__INSTRUCTIONS FOR THE TASK__: Write down each entry again, exactly as it reads.

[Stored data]

----------------

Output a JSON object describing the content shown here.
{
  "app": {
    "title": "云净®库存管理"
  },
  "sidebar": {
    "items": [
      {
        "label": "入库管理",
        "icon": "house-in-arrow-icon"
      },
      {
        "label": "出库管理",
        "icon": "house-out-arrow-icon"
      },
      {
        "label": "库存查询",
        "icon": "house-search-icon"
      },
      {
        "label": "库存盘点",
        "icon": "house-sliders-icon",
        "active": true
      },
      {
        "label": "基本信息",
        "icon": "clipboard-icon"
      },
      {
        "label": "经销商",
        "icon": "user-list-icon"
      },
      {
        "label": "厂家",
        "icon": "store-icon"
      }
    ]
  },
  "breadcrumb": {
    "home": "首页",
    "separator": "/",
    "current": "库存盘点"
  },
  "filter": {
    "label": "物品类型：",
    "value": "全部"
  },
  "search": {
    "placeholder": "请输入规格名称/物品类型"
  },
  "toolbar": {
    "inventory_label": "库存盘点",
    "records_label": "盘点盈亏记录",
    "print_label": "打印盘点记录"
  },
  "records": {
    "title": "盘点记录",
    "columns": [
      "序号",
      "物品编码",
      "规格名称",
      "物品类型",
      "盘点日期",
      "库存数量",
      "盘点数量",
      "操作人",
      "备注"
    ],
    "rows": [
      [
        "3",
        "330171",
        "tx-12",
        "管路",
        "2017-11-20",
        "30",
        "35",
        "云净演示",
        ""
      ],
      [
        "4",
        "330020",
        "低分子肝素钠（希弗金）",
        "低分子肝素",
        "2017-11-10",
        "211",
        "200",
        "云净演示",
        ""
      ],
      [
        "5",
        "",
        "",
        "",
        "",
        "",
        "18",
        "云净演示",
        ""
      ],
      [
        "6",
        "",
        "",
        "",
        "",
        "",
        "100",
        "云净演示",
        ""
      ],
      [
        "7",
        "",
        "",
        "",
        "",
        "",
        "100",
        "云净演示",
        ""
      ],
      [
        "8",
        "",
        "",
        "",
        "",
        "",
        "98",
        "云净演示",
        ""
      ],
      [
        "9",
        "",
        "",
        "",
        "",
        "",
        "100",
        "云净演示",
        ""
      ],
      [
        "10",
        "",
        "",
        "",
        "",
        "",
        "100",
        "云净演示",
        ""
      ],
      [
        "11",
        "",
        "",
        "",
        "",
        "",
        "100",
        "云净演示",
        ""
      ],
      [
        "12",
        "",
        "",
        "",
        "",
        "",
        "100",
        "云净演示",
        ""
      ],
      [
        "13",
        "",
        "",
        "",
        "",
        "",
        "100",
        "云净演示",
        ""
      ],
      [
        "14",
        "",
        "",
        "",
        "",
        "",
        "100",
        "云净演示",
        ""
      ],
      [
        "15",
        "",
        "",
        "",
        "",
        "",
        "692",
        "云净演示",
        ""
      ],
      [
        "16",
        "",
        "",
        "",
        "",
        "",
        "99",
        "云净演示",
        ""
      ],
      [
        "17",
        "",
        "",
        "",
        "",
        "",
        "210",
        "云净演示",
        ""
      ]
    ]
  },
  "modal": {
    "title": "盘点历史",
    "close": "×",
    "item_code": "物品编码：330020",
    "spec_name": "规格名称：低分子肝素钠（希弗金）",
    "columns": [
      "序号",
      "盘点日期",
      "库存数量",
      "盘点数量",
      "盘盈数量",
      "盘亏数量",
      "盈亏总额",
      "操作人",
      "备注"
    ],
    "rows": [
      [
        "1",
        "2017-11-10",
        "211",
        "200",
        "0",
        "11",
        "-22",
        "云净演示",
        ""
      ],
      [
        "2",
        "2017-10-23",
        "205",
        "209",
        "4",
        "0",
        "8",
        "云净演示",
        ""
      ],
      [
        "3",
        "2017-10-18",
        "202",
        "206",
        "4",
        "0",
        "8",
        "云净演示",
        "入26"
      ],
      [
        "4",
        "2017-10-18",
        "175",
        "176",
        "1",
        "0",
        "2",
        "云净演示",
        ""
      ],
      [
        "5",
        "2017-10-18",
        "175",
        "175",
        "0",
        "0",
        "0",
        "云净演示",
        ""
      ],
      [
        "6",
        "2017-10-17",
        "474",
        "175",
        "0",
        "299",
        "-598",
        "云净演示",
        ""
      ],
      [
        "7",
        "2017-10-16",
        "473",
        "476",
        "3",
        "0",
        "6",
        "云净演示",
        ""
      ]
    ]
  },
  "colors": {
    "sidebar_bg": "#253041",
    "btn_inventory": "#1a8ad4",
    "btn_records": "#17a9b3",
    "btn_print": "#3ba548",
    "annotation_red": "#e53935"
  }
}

----------------

__RESPONSE TO THIS EXERCISE__:
Output a JSON object describing the content shown here.
{
  "app": {
    "title": "云净®库存管理"
  },
  "sidebar": {
    "items": [
      {
        "label": "入库管理",
        "icon": "house-in-arrow-icon"
      },
      {
        "label": "出库管理",
        "icon": "house-out-arrow-icon"
      },
      {
        "label": "库存查询",
        "icon": "house-search-icon"
      },
      {
        "label": "库存盘点",
        "icon": "house-sliders-icon",
        "active": true
      },
      {
        "label": "基本信息",
        "icon": "clipboard-icon"
      },
      {
        "label": "经销商",
        "icon": "user-list-icon"
      },
      {
        "label": "厂家",
        "icon": "store-icon"
      }
    ]
  },
  "breadcrumb": {
    "home": "首页",
    "separator": "/",
    "current": "库存盘点"
  },
  "filter": {
    "label": "物品类型：",
    "value": "全部"
  },
  "search": {
    "placeholder": "请输入规格名称/物品类型"
  },
  "toolbar": {
    "inventory_label": "库存盘点",
    "records_label": "盘点盈亏记录",
    "print_label": "打印盘点记录"
  },
  "records": {
    "title": "盘点记录",
    "columns": [
      "序号",
      "物品编码",
      "规格名称",
      "物品类型",
      "盘点日期",
      "库存数量",
      "盘点数量",
      "操作人",
      "备注"
    ],
    "rows": [
      [
        "3",
        "330171",
        "tx-12",
        "管路",
        "2017-11-20",
        "30",
        "35",
        "云净演示",
        ""
      ],
      [
        "4",
        "330020",
        "低分子肝素钠（希弗金）",
        "低分子肝素",
        "2017-11-10",
        "211",
        "200",
        "云净演示",
        ""
      ],
      [
        "5",
        "",
        "",
        "",
        "",
        "",
        "18",
        "云净演示",
        ""
      ],
      [
        "6",
        "",
        "",
        "",
        "",
        "",
        "100",
        "云净演示",
        ""
      ],
      [
        "7",
        "",
        "",
        "",
        "",
        "",
        "100",
        "云净演示",
        ""
      ],
      [
        "8",
        "",
        "",
        "",
        "",
        "",
        "98",
        "云净演示",
        ""
      ],
      [
        "9",
        "",
        "",
        "",
        "",
        "",
        "100",
        "云净演示",
        ""
      ],
      [
        "10",
        "",
        "",
        "",
        "",
        "",
        "100",
        "云净演示",
        ""
      ],
      [
        "11",
        "",
        "",
        "",
        "",
        "",
        "100",
        "云净演示",
        ""
      ],
      [
        "12",
        "",
        "",
        "",
        "",
        "",
        "100",
        "云净演示",
        ""
      ],
      [
        "13",
        "",
        "",
        "",
        "",
        "",
        "100",
        "云净演示",
        ""
      ],
      [
        "14",
        "",
        "",
        "",
        "",
        "",
        "100",
        "云净演示",
        ""
      ],
      [
        "15",
        "",
        "",
        "",
        "",
        "",
        "692",
        "云净演示",
        ""
      ],
      [
        "16",
        "",
        "",
        "",
        "",
        "",
        "99",
        "云净演示",
        ""
      ],
      [
        "17",
        "",
        "",
        "",
        "",
        "",
        "210",
        "云净演示",
        ""
      ]
    ]
  },
  "modal": {
    "title": "盘点历史",
    "close": "×",
    "item_code": "物品编码：330020",
    "spec_name": "规格名称：低分子肝素钠（希弗金）",
    "columns": [
      "序号",
      "盘点日期",
      "库存数量",
      "盘点数量",
      "盘盈数量",
      "盘亏数量",
      "盈亏总额",
      "操作人",
      "备注"
    ],
    "rows": [
      [
        "1",
        "2017-11-10",
        "211",
        "200",
        "0",
        "11",
        "-22",
        "云净演示",
        ""
      ],
      [
        "2",
        "2017-10-23",
        "205",
        "209",
        "4",
        "0",
        "8",
        "云净演示",
        ""
      ],
      [
        "3",
        "2017-10-18",
        "202",
        "206",
        "4",
        "0",
        "8",
        "云净演示",
        "入26"
      ],
      [
        "4",
        "2017-10-18",
        "175",
        "176",
        "1",
        "0",
        "2",
        "云净演示",
        ""
      ],
      [
        "5",
        "2017-10-18",
        "175",
        "175",
        "0",
        "0",
        "0",
        "云净演示",
        ""
      ],
      [
        "6",
        "2017-10-17",
        "474",
        "175",
        "0",
        "299",
        "-598",
        "云净演示",
        ""
      ],
      [
        "7",
        "2017-10-16",
        "473",
        "476",
        "3",
        "0",
        "6",
        "云净演示",
        ""
      ]
    ]
  },
  "colors": {
    "sidebar_bg": "#253041",
    "btn_inventory": "#1a8ad4",
    "btn_records": "#17a9b3",
    "btn_print": "#3ba548",
    "annotation_red": "#e53935"
  }
}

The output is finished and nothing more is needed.